— START The records —
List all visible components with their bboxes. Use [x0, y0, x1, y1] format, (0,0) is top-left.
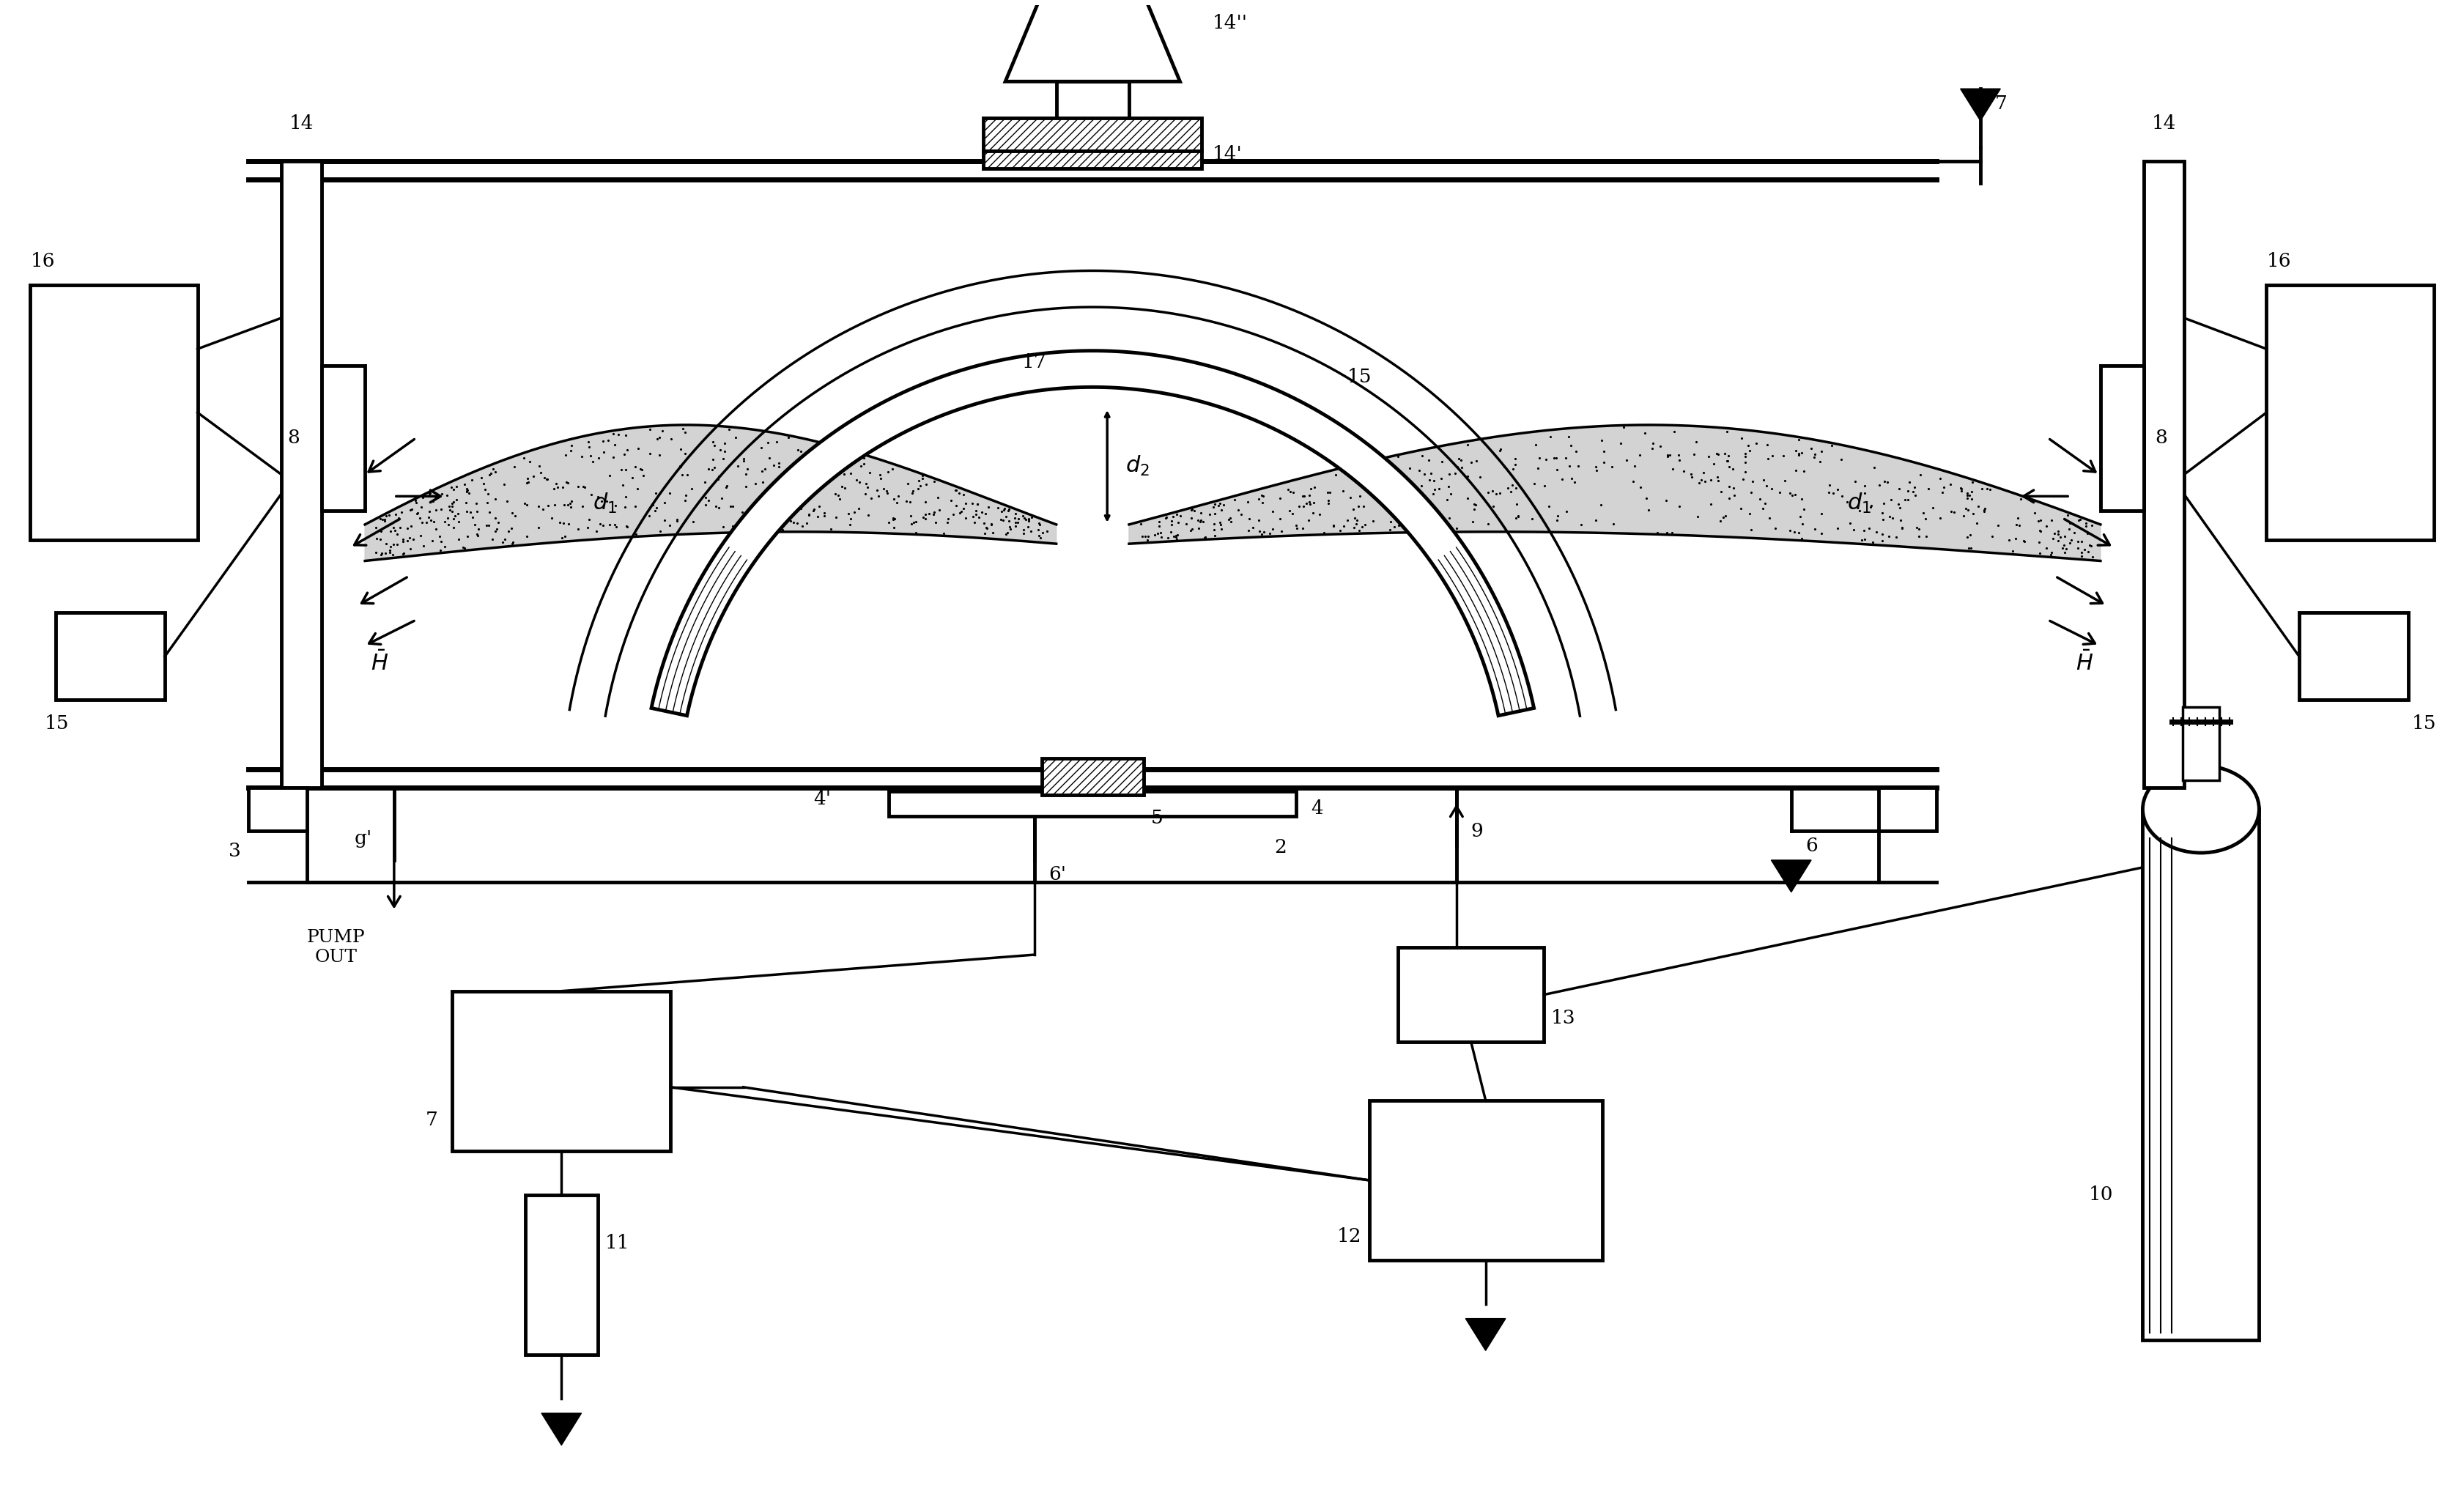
— END The records —
— START The records —
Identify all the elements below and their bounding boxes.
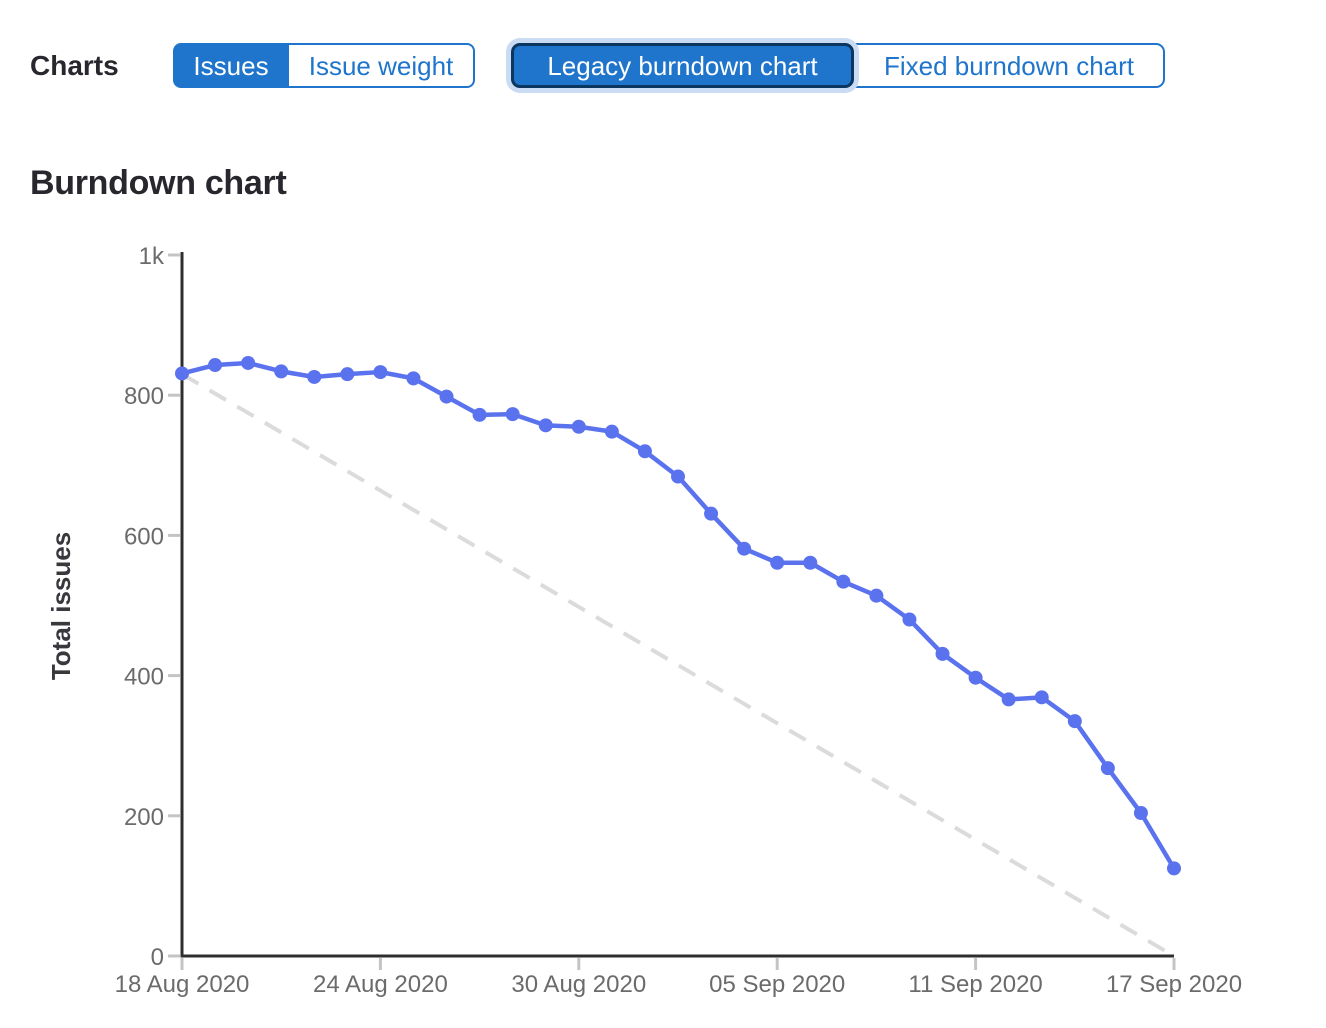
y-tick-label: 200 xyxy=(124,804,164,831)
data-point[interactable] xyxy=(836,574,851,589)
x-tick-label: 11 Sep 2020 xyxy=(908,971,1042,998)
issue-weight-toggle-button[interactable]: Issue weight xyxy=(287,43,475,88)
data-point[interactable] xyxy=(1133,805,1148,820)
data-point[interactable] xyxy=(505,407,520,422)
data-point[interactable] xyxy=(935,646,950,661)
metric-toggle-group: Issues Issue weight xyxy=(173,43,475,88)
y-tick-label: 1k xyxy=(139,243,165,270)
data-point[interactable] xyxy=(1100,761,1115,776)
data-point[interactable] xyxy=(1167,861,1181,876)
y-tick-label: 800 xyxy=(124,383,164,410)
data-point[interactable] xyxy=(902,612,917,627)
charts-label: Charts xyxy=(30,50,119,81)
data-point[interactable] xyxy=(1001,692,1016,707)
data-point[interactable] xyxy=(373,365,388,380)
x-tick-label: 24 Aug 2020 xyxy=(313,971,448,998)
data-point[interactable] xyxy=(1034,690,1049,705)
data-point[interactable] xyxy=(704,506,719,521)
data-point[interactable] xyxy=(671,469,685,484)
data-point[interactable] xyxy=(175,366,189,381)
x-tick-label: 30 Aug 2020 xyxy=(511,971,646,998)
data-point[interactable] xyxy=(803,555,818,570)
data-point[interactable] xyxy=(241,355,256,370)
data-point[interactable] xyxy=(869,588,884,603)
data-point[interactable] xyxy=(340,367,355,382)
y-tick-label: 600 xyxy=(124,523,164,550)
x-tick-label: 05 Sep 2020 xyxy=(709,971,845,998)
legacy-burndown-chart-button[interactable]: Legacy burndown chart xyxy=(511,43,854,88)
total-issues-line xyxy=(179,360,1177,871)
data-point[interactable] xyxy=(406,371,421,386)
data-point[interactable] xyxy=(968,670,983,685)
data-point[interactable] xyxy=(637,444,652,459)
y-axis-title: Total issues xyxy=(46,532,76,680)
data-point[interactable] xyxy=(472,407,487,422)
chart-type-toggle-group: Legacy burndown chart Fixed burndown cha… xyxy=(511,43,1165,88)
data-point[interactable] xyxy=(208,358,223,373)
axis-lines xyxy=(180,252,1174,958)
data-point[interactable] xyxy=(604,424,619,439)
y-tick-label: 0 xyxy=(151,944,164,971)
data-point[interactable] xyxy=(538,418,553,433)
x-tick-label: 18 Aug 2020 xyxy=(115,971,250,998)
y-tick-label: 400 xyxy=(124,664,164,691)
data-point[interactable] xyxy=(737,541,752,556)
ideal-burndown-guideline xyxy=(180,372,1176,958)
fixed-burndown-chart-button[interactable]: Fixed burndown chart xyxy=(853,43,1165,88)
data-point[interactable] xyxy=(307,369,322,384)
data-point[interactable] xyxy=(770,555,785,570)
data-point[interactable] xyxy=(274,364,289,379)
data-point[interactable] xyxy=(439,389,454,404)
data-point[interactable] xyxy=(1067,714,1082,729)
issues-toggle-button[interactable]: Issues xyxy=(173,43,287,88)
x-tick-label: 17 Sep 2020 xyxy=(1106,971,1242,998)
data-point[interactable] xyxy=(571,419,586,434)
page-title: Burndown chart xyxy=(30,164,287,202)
— END The records —
Instruction: Render the records from the line with "Identify all the" up to and including the line with "data-point[interactable] xyxy=(902,612,917,627)" as a two-column CSV with the columns input and output, one row per record. Place each field in quotation marks, replace line breaks with spaces, and leave out the pictures.

Response to the exercise:
input,output
"Identify all the elements below and their bounding boxes.","y-tick-label: 200 xyxy=(124,804,164,831) data-point[interactable] xyxy=(836,574,851,589) x-tick-label: 11 Sep 2020 xyxy=(908,971,1042,998) issue-weight-toggle-button[interactable]: Issue weight xyxy=(287,43,475,88) data-point[interactable] xyxy=(1133,805,1148,820) data-point[interactable] xyxy=(505,407,520,422) data-point[interactable] xyxy=(935,646,950,661) metric-toggle-group: Issues Issue weight xyxy=(173,43,475,88) y-tick-label: 1k xyxy=(139,243,165,270) data-point[interactable] xyxy=(1100,761,1115,776) data-point[interactable] xyxy=(1167,861,1181,876) y-tick-label: 800 xyxy=(124,383,164,410) data-point[interactable] xyxy=(902,612,917,627)"